Short task: Can you turn each line of the listing into a string in a JSON list, one string per line, leaving out blank lines?

Extracted material:

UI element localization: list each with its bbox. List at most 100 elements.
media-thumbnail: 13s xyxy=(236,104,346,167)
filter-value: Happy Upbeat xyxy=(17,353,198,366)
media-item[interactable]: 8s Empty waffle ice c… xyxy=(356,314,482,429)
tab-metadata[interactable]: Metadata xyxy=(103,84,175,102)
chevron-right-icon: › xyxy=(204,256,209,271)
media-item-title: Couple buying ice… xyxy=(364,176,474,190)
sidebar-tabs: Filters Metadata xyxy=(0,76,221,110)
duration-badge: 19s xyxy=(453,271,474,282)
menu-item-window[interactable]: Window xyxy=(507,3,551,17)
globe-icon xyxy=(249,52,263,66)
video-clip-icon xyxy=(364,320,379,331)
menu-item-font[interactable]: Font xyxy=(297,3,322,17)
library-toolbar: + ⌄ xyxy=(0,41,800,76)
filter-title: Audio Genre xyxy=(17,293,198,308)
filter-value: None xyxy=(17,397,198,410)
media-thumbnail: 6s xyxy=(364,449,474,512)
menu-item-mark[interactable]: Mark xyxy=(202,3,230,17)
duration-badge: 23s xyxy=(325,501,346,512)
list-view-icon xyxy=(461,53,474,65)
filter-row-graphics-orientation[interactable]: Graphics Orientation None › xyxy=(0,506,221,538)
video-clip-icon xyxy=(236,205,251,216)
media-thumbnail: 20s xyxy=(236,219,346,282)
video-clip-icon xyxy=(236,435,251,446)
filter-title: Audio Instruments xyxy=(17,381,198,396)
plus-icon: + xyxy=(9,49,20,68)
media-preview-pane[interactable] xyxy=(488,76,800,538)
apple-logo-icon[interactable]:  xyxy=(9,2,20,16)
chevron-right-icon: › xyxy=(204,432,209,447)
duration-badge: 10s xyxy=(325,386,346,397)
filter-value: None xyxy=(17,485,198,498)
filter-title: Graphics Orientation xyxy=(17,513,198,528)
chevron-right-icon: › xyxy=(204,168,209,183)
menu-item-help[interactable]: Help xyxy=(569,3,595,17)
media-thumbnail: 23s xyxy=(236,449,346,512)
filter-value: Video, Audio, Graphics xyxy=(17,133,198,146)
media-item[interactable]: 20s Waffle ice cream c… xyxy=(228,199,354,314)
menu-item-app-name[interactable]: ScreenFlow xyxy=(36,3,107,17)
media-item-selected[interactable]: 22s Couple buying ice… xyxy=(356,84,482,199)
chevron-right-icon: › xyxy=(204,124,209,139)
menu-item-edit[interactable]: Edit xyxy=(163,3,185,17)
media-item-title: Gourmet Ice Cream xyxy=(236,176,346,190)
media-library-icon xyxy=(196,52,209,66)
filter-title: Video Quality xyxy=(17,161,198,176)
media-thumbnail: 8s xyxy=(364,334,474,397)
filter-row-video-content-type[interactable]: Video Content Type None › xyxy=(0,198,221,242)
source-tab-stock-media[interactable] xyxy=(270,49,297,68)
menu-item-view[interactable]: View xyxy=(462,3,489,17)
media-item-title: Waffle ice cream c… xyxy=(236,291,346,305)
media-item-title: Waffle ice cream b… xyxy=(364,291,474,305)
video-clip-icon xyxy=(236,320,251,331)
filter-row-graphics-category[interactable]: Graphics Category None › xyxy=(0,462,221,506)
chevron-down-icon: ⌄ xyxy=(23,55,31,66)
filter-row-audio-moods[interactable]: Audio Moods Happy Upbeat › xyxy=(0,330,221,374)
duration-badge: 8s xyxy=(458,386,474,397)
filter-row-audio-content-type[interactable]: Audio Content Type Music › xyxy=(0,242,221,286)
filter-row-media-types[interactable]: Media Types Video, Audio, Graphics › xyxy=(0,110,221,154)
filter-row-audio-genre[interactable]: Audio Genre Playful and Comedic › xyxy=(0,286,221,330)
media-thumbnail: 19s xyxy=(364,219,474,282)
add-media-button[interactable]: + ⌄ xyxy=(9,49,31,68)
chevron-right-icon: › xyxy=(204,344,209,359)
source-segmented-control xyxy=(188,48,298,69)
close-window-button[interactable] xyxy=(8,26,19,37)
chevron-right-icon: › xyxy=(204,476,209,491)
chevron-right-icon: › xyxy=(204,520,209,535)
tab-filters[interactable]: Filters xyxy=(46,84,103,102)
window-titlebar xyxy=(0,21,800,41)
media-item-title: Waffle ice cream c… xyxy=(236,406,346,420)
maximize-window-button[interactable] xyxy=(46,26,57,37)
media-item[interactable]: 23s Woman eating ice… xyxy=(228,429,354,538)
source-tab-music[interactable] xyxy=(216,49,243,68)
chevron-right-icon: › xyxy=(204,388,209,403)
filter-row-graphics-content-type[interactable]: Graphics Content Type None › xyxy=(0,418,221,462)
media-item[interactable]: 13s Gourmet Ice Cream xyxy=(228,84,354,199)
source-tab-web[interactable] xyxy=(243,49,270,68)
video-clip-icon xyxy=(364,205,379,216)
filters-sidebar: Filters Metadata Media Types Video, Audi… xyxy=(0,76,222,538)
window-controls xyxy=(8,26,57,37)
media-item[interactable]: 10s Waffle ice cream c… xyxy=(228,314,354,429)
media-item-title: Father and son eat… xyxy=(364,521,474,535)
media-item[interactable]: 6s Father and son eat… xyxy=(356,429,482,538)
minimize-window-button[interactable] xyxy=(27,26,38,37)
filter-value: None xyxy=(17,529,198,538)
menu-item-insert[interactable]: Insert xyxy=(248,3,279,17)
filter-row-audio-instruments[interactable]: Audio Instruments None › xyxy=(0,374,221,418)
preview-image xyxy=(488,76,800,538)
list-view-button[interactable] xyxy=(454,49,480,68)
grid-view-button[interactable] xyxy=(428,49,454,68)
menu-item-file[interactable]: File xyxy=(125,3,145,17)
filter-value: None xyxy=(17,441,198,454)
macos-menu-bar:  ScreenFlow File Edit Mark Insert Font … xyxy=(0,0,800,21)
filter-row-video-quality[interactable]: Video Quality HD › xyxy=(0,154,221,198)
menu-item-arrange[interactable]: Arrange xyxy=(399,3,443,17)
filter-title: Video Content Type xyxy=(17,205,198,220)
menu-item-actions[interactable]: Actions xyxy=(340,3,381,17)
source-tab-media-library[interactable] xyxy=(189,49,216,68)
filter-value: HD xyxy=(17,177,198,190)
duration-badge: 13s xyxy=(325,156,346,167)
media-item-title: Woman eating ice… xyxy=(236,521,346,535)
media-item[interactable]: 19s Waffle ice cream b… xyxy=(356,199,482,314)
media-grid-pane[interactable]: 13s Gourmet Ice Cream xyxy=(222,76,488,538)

Exercise response:
[
  "UI element localization: list each with its bbox. List at most 100 elements.",
  "media-thumbnail: 13s xyxy=(236,104,346,167)",
  "filter-value: Happy Upbeat xyxy=(17,353,198,366)",
  "media-item[interactable]: 8s Empty waffle ice c… xyxy=(356,314,482,429)",
  "tab-metadata[interactable]: Metadata xyxy=(103,84,175,102)",
  "chevron-right-icon: › xyxy=(204,256,209,271)",
  "media-item-title: Couple buying ice… xyxy=(364,176,474,190)",
  "sidebar-tabs: Filters Metadata xyxy=(0,76,221,110)",
  "duration-badge: 19s xyxy=(453,271,474,282)",
  "menu-item-window[interactable]: Window xyxy=(507,3,551,17)",
  "globe-icon xyxy=(249,52,263,66)",
  "video-clip-icon xyxy=(364,320,379,331)",
  "menu-item-font[interactable]: Font xyxy=(297,3,322,17)",
  "library-toolbar: + ⌄ xyxy=(0,41,800,76)",
  "filter-title: Audio Genre xyxy=(17,293,198,308)",
  "filter-value: None xyxy=(17,397,198,410)",
  "media-thumbnail: 6s xyxy=(364,449,474,512)",
  "menu-item-mark[interactable]: Mark xyxy=(202,3,230,17)",
  "duration-badge: 23s xyxy=(325,501,346,512)",
  "list-view-icon xyxy=(461,53,474,65)",
  "filter-row-graphics-orientation[interactable]: Graphics Orientation None › xyxy=(0,506,221,538)",
  "video-clip-icon xyxy=(236,205,251,216)",
  "media-thumbnail: 20s xyxy=(236,219,346,282)",
  "video-clip-icon xyxy=(236,435,251,446)",
  "filter-title: Audio Instruments xyxy=(17,381,198,396)",
  "plus-icon: + xyxy=(9,49,20,68)",
  "media-preview-pane[interactable] xyxy=(488,76,800,538)",
  "apple-logo-icon[interactable]:  xyxy=(9,2,20,16)",
  "chevron-right-icon: › xyxy=(204,432,209,447)",
  "duration-badge: 10s xyxy=(325,386,346,397)",
  "filter-value: None xyxy=(17,485,198,498)",
  "filter-title: Graphics Orientation xyxy=(17,513,198,528)",
  "chevron-right-icon: › xyxy=(204,168,209,183)",
  "menu-item-help[interactable]: Help xyxy=(569,3,595,17)",
  "media-thumbnail: 23s xyxy=(236,449,346,512)",
  "filter-value: Video, Audio, Graphics xyxy=(17,133,198,146)",
  "media-item[interactable]: 20s Waffle ice cream c… xyxy=(228,199,354,314)",
  "menu-item-app-name[interactable]: ScreenFlow xyxy=(36,3,107,17)",
  "media-item-selected[interactable]: 22s Couple buying ice… xyxy=(356,84,482,199)",
  "chevron-right-icon: › xyxy=(204,124,209,139)",
  "menu-item-edit[interactable]: Edit xyxy=(163,3,185,17)",
  "media-item-title: Gourmet Ice Cream xyxy=(236,176,346,190)",
  "media-library-icon xyxy=(196,52,209,66)",
  "filter-title: Video Quality xyxy=(17,161,198,176)",
  "media-thumbnail: 8s xyxy=(364,334,474,397)",
  "filter-row-video-content-type[interactable]: Video Content Type None › xyxy=(0,198,221,242)",
  "source-tab-stock-media[interactable] xyxy=(270,49,297,68)",
  "menu-item-view[interactable]: View xyxy=(462,3,489,17)",
  "media-item-title: Waffle ice cream c… xyxy=(236,291,346,305)",
  "media-item-title: Waffle ice cream b… xyxy=(364,291,474,305)",
  "video-clip-icon xyxy=(236,320,251,331)",
  "filter-row-graphics-category[interactable]: Graphics Category None › xyxy=(0,462,221,506)",
  "chevron-down-icon: ⌄ xyxy=(23,55,31,66)",
  "filter-row-audio-moods[interactable]: Audio Moods Happy Upbeat › xyxy=(0,330,221,374)",
  "duration-badge: 8s xyxy=(458,386,474,397)",
  "filter-row-audio-content-type[interactable]: Audio Content Type Music › xyxy=(0,242,221,286)",
  "filter-row-media-types[interactable]: Media Types Video, Audio, Graphics › xyxy=(0,110,221,154)",
  "filter-row-audio-genre[interactable]: Audio Genre Playful and Comedic › xyxy=(0,286,221,330)",
  "media-thumbnail: 19s xyxy=(364,219,474,282)",
  "add-media-button[interactable]: + ⌄ xyxy=(9,49,31,68)",
  "chevron-right-icon: › xyxy=(204,344,209,359)",
  "source-segmented-control xyxy=(188,48,298,69)",
  "close-window-button[interactable] xyxy=(8,26,19,37)",
  "chevron-right-icon: › xyxy=(204,476,209,491)",
  "chevron-right-icon: › xyxy=(204,520,209,535)",
  "tab-filters[interactable]: Filters xyxy=(46,84,103,102)",
  "window-titlebar xyxy=(0,21,800,41)",
  "media-item-title: Waffle ice cream c… xyxy=(236,406,346,420)",
  "maximize-window-button[interactable] xyxy=(46,26,57,37)",
  "media-item[interactable]: 23s Woman eating ice… xyxy=(228,429,354,538)",
  "source-tab-music[interactable] xyxy=(216,49,243,68)",
  "chevron-right-icon: › xyxy=(204,388,209,403)",
  "filter-row-graphics-content-type[interactable]: Graphics Content Type None › xyxy=(0,418,221,462)",
  "media-item[interactable]: 13s Gourmet Ice Cream xyxy=(228,84,354,199)",
  "source-tab-web[interactable] xyxy=(243,49,270,68)",
  "video-clip-icon xyxy=(364,205,379,216)",
  "filters-sidebar: Filters Metadata Media Types Video, Audi… xyxy=(0,76,222,538)",
  "window-controls xyxy=(8,26,57,37)",
  "media-item[interactable]: 10s Waffle ice cream c… xyxy=(228,314,354,429)",
  "media-item-title: Father and son eat… xyxy=(364,521,474,535)",
  "media-item[interactable]: 6s Father and son eat… xyxy=(356,429,482,538)",
  "minimize-window-button[interactable] xyxy=(27,26,38,37)",
  "filter-value: None xyxy=(17,529,198,538)",
  "menu-item-insert[interactable]: Insert xyxy=(248,3,279,17)",
  "filter-row-audio-instruments[interactable]: Audio Instruments None › xyxy=(0,374,221,418)",
  "preview-image xyxy=(488,76,800,538)",
  "list-view-button[interactable] xyxy=(454,49,480,68)",
  "grid-view-button[interactable] xyxy=(428,49,454,68)",
  "menu-item-file[interactable]: File xyxy=(125,3,145,17)",
  "filter-value: None xyxy=(17,441,198,454)",
  "macos-menu-bar:  ScreenFlow File Edit Mark Insert Font … xyxy=(0,0,800,21)",
  "filter-row-video-quality[interactable]: Video Quality HD › xyxy=(0,154,221,198)",
  "menu-item-arrange[interactable]: Arrange xyxy=(399,3,443,17)",
  "filter-title: Video Content Type xyxy=(17,205,198,220)",
  "menu-item-actions[interactable]: Actions xyxy=(340,3,381,17)",
  "source-tab-media-library[interactable] xyxy=(189,49,216,68)",
  "filter-value: HD xyxy=(17,177,198,190)",
  "duration-badge: 13s xyxy=(325,156,346,167)",
  "media-item-title: Woman eating ice… xyxy=(236,521,346,535)",
  "media-item[interactable]: 19s Waffle ice cream b… xyxy=(356,199,482,314)",
  "media-grid-pane[interactable]: 13s Gourmet Ice Cream xyxy=(222,76,488,538)"
]